Go through the listing and return every line with "this" in it.

• [Supplied data]:
◇ ◇ ◇ ◇

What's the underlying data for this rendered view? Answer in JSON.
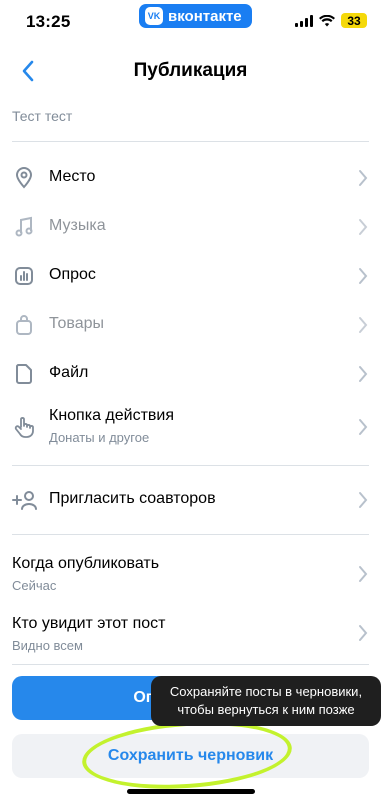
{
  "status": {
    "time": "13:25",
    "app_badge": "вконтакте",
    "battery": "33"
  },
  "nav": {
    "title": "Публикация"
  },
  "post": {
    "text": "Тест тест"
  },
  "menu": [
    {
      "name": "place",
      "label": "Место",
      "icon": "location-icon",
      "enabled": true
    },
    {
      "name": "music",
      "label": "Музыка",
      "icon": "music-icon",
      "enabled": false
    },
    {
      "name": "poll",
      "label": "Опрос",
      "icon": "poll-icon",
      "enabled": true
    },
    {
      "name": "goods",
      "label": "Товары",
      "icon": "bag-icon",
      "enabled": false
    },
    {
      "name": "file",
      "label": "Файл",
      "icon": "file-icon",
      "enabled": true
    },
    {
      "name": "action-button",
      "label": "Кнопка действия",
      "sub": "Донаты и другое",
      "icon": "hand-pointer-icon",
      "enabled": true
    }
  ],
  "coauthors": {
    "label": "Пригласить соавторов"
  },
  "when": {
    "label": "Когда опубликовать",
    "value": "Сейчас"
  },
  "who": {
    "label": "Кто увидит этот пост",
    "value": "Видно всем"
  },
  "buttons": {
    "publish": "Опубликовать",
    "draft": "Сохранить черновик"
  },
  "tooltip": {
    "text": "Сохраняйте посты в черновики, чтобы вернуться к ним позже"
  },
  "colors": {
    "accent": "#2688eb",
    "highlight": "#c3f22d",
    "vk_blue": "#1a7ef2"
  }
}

◇ ◇ ◇ ◇

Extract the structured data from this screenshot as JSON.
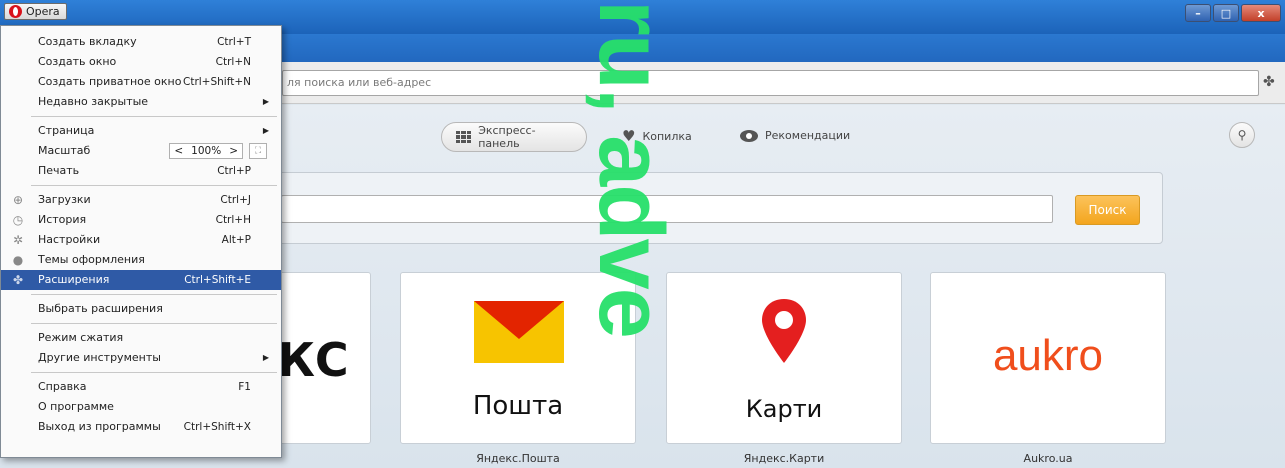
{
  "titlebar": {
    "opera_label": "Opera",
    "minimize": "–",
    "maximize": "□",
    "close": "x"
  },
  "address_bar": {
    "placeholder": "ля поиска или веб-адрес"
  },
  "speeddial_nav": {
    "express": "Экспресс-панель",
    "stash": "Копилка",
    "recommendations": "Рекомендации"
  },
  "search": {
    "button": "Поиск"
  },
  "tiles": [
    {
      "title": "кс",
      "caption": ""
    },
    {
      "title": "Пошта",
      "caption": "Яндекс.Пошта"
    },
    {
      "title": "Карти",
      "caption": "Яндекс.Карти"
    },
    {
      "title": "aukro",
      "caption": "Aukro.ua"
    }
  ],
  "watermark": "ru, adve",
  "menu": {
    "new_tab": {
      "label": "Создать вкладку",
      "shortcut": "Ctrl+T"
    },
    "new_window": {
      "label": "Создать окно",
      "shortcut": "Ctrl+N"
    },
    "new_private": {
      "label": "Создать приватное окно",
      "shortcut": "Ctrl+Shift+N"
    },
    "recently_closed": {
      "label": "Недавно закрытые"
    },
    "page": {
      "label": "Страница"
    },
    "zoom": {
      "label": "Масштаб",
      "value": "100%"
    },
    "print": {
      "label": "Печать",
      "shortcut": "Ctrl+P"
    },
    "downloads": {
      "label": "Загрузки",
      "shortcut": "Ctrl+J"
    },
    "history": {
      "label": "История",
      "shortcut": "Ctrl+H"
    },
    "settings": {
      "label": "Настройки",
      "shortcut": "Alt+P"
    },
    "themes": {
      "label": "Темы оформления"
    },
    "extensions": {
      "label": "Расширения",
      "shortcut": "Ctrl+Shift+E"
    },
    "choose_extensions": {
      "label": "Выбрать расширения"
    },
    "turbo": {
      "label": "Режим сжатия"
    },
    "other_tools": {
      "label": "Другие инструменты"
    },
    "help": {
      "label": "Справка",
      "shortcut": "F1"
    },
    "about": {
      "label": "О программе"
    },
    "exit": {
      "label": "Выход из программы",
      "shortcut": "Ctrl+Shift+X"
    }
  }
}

◇ ◇ ◇ ◇

• [Expected answer]:
What's the underlying data for this rendered view? Answer in JSON.
Extract the structured data from this screenshot as JSON.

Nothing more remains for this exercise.